==== ROWS

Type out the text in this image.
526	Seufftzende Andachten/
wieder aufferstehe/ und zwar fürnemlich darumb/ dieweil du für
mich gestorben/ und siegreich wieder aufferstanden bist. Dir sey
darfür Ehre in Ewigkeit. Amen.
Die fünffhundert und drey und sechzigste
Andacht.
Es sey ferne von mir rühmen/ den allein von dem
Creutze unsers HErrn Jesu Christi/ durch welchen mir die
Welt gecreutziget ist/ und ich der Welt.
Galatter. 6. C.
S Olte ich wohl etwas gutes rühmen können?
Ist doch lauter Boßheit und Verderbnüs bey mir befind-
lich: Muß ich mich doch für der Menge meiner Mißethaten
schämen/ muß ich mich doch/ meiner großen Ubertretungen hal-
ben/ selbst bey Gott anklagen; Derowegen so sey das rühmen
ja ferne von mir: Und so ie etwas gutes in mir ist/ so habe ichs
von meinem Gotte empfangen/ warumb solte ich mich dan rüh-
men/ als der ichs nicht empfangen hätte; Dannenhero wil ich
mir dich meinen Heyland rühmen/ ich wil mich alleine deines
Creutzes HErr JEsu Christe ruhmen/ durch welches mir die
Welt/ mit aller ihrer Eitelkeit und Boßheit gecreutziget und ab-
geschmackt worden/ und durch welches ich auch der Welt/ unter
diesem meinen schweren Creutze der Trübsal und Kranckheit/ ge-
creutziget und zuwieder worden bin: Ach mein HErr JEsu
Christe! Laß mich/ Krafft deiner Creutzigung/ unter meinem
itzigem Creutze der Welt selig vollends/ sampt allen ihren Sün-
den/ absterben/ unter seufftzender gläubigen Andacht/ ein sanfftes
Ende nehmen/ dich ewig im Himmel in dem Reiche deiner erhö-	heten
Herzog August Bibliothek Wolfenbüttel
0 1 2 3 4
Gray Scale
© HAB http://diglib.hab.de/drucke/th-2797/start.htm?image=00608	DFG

========

WHAT TO PRODUCE: Show the lines of the material that contain the word "Boßheit".

ANSWER TO THIS EXERCISE:
Ist doch lauter Boßheit und Verderbnüs bey mir befind-
Welt/ mit aller ihrer Eitelkeit und Boßheit gecreutziget und ab-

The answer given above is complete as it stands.